▶ _SOURCE DATA_
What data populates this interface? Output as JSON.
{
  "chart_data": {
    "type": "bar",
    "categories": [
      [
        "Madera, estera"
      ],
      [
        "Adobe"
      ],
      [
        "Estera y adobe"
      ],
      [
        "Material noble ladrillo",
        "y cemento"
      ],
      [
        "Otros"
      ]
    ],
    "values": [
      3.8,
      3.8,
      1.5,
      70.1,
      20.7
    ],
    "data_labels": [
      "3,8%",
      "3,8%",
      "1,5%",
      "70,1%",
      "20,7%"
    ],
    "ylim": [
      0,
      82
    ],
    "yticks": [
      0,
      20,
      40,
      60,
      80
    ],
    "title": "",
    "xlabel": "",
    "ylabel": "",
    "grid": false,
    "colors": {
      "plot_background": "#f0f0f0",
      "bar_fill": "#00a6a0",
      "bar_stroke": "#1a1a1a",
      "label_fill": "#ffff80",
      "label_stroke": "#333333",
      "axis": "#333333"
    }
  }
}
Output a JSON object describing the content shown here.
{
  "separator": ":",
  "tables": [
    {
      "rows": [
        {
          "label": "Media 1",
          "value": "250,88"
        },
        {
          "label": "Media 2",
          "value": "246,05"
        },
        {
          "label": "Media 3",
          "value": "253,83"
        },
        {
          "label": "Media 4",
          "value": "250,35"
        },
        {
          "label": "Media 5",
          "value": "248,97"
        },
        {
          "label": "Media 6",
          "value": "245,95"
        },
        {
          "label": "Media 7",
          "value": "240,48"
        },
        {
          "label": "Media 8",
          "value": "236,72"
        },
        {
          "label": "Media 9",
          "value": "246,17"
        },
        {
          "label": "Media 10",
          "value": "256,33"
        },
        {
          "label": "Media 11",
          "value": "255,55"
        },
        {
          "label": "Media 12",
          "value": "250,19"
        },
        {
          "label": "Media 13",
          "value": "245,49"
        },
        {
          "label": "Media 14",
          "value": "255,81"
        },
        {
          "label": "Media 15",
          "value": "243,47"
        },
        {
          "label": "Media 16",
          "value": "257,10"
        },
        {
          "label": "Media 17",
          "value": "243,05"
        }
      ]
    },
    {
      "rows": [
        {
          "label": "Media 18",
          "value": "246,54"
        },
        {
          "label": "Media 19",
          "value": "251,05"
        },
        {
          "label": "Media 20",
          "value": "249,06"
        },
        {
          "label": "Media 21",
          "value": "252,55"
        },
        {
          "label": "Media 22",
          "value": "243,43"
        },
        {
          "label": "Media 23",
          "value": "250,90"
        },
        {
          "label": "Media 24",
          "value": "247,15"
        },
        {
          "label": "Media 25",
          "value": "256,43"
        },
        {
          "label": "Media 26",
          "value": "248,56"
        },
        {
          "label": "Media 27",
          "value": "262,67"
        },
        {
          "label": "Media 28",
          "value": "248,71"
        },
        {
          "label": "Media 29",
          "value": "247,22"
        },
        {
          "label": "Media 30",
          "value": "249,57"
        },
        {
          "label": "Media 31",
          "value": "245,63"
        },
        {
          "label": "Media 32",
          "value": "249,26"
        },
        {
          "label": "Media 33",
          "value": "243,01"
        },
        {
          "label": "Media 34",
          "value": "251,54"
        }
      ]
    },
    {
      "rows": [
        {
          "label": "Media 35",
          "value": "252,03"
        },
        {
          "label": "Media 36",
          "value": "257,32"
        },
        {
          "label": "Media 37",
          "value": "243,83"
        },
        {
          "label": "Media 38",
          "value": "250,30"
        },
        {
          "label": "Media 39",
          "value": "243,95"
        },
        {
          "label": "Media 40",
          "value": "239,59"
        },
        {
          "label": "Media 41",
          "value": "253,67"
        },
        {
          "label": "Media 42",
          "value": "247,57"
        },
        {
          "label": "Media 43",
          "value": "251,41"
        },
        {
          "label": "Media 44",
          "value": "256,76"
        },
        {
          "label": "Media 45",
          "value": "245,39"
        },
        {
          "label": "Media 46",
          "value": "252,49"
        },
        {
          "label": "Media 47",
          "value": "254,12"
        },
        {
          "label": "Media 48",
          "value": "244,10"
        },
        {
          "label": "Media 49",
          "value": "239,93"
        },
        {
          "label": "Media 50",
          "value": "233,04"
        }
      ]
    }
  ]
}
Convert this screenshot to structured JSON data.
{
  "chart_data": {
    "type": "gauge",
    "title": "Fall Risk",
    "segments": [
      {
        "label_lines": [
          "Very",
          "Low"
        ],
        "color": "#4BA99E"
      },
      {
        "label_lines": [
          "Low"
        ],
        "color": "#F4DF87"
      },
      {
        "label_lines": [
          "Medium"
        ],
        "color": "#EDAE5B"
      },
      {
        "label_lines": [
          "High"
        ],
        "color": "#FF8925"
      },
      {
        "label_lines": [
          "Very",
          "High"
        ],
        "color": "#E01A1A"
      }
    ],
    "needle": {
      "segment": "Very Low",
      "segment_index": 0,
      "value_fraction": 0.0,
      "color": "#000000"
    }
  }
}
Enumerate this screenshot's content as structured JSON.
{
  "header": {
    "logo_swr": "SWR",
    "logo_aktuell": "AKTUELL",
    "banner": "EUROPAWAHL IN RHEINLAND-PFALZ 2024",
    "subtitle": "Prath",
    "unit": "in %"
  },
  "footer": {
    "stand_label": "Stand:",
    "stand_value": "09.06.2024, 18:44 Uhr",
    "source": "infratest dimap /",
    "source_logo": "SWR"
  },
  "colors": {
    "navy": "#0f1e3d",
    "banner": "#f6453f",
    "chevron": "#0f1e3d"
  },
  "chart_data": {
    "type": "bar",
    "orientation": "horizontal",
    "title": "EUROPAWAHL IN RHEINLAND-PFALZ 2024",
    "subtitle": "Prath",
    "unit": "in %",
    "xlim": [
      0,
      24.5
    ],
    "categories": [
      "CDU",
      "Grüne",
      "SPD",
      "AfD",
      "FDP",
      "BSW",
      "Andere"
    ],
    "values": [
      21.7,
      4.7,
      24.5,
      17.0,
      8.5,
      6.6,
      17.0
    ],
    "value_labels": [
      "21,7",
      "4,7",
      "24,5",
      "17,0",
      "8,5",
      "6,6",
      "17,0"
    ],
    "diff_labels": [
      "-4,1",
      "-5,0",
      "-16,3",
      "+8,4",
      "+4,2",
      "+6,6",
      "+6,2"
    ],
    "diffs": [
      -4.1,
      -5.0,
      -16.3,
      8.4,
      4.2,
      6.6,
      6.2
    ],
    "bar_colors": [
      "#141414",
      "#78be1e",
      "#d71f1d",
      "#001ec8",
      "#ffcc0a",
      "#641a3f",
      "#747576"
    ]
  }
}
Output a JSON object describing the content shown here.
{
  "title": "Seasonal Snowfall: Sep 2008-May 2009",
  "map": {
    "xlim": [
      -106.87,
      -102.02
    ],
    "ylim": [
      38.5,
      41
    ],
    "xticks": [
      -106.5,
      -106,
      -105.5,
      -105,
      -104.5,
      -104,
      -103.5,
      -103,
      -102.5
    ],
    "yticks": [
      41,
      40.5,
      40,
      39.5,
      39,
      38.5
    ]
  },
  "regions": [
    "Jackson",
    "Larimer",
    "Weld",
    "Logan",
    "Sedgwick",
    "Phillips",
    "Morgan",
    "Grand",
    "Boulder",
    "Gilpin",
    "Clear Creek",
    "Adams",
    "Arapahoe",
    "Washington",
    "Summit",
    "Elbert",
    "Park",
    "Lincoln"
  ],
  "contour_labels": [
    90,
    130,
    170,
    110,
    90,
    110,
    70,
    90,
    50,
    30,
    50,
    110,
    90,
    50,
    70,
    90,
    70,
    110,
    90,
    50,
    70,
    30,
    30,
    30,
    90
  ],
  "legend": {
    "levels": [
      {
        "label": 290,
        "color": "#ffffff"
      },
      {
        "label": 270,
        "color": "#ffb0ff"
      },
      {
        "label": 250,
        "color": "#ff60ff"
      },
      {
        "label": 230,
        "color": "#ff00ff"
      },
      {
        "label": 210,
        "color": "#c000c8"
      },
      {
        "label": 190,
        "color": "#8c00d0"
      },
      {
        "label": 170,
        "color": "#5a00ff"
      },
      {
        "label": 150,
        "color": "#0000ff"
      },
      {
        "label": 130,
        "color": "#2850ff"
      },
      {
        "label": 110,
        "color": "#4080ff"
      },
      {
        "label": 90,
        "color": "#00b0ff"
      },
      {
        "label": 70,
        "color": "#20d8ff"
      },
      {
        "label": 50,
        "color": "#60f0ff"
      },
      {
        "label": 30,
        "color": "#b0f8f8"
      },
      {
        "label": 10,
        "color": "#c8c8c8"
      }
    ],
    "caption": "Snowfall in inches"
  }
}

▶ _WHAT IS NEEDED_
Filter the entries down to the lines containing "banner". Copy each of those lines.

▶ _WRITTEN ANSWER_
    "banner": "EUROPAWAHL IN RHEINLAND-PFALZ 2024",
    "banner": "#f6453f",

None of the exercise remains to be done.